**Recorded data**
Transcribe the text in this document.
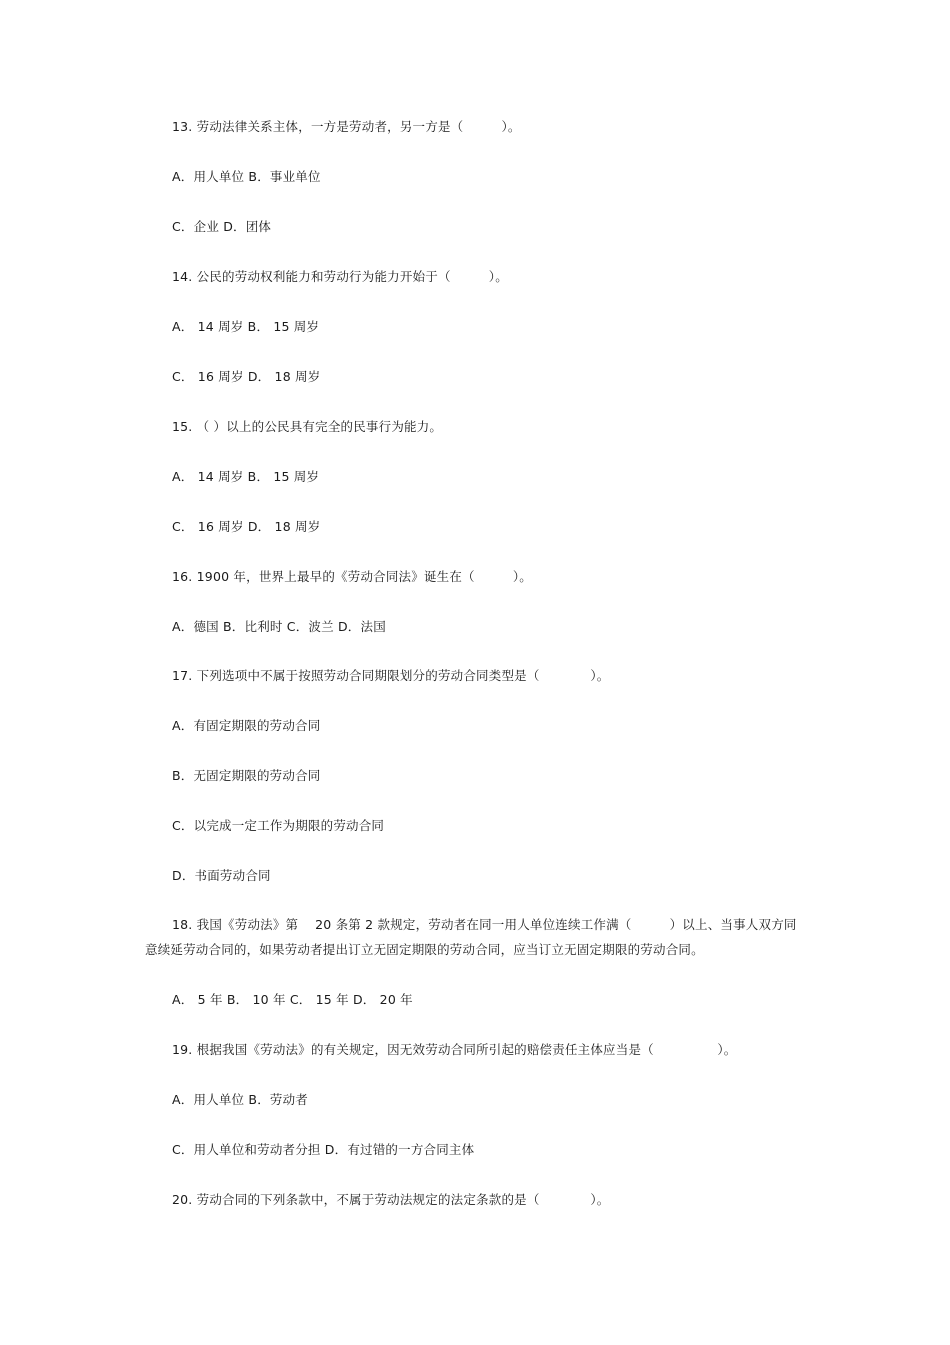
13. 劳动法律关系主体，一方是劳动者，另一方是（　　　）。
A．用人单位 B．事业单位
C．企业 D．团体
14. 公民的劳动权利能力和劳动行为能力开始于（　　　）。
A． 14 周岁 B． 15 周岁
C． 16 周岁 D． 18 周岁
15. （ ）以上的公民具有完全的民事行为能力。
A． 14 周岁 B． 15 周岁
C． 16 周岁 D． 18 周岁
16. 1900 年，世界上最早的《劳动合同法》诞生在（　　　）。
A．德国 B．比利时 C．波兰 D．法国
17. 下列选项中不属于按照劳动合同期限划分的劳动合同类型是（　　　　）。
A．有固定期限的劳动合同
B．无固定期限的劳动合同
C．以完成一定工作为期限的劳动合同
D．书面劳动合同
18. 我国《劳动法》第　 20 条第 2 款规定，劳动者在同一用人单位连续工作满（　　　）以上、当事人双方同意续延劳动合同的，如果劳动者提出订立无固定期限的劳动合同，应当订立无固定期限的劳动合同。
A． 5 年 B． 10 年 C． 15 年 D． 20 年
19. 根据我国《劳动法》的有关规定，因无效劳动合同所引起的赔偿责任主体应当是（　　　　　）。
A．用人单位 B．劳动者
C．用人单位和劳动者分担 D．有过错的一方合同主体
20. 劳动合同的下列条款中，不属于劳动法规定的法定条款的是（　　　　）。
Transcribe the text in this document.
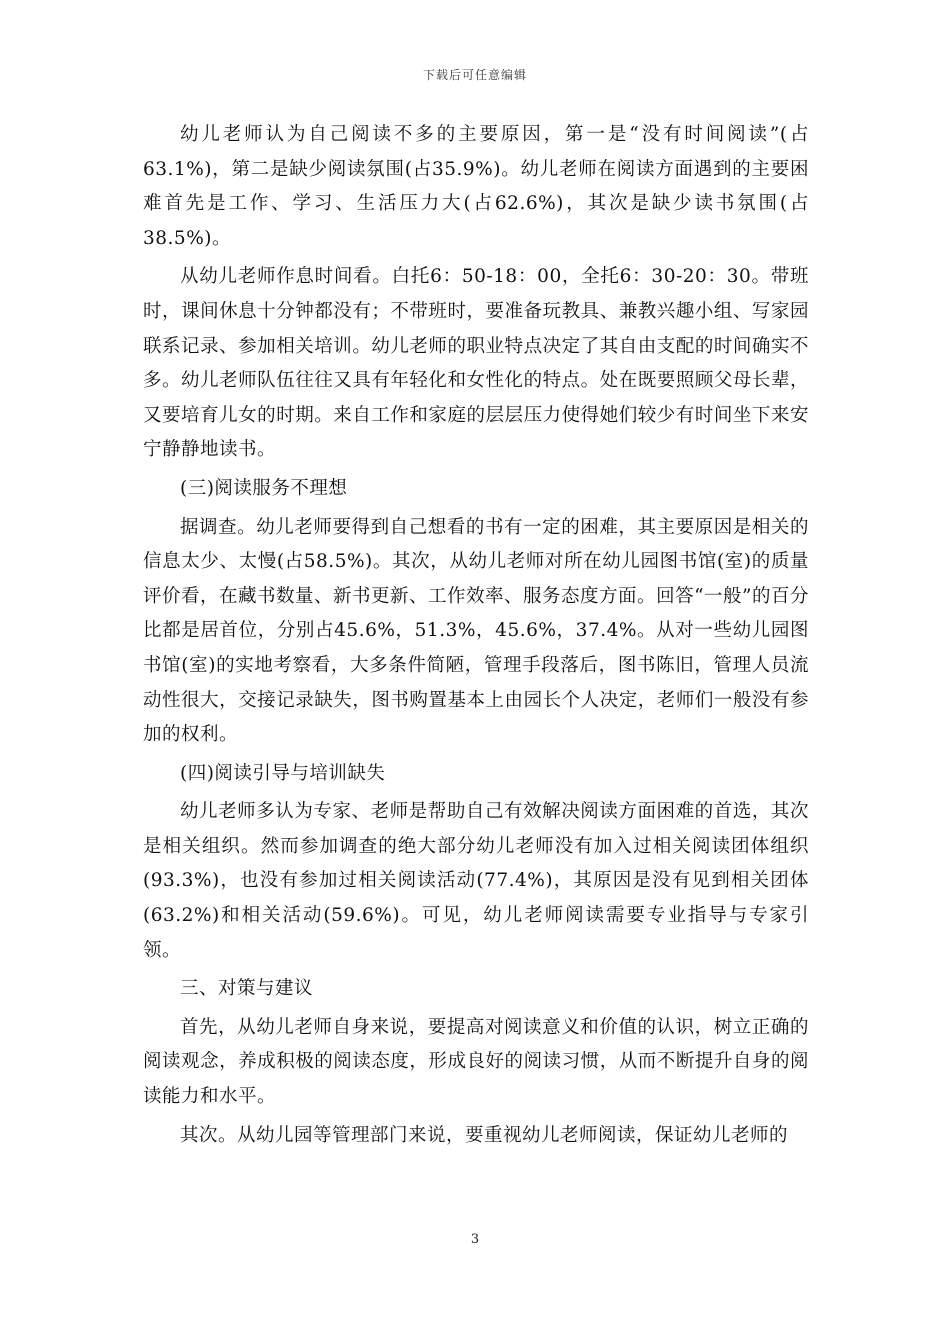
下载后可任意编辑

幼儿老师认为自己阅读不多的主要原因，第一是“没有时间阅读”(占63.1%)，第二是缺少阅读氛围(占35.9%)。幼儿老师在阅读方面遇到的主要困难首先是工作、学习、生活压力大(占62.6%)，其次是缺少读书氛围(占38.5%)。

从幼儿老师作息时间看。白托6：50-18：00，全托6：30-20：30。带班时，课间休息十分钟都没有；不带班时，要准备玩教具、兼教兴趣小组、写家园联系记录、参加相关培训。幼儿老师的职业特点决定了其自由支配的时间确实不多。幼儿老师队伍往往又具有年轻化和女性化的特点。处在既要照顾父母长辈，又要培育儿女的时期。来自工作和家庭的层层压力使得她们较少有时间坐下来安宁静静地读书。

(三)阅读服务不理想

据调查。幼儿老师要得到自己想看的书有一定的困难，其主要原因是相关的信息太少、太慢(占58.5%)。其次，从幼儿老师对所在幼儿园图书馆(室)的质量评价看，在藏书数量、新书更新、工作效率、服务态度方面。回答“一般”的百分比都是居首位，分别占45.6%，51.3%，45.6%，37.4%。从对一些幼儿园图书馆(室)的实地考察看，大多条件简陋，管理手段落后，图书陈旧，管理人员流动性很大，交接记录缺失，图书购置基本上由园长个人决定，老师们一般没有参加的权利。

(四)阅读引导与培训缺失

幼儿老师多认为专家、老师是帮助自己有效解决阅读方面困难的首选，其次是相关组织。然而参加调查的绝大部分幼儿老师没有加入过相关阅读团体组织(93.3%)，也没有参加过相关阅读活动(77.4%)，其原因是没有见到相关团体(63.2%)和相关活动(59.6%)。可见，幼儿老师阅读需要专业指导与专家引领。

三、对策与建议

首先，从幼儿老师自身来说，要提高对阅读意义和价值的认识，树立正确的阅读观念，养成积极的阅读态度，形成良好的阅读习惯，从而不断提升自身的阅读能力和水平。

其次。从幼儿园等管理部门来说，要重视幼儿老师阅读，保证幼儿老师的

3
---
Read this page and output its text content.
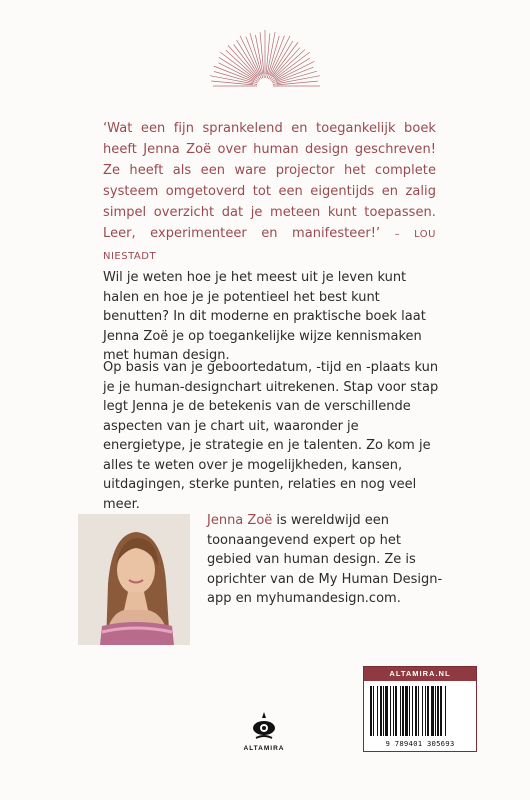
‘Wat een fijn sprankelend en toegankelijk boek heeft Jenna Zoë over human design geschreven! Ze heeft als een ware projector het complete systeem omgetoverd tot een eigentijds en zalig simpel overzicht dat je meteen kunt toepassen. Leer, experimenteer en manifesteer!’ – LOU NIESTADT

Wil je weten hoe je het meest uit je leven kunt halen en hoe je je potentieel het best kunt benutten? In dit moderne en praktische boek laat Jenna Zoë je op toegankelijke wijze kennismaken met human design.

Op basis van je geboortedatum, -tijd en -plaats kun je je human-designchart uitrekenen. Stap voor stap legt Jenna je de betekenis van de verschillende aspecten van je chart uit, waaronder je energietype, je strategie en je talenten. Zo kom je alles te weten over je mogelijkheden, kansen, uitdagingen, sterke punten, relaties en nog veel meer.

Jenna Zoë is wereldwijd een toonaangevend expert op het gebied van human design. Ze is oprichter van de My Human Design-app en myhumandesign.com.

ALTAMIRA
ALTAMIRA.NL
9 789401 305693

**WHAT YOU ARE ASKED TO DO**
For the entries above, count the lines that contain the string "boek", and state that number without further comment.

**RESPONSE TO THE TASK**
2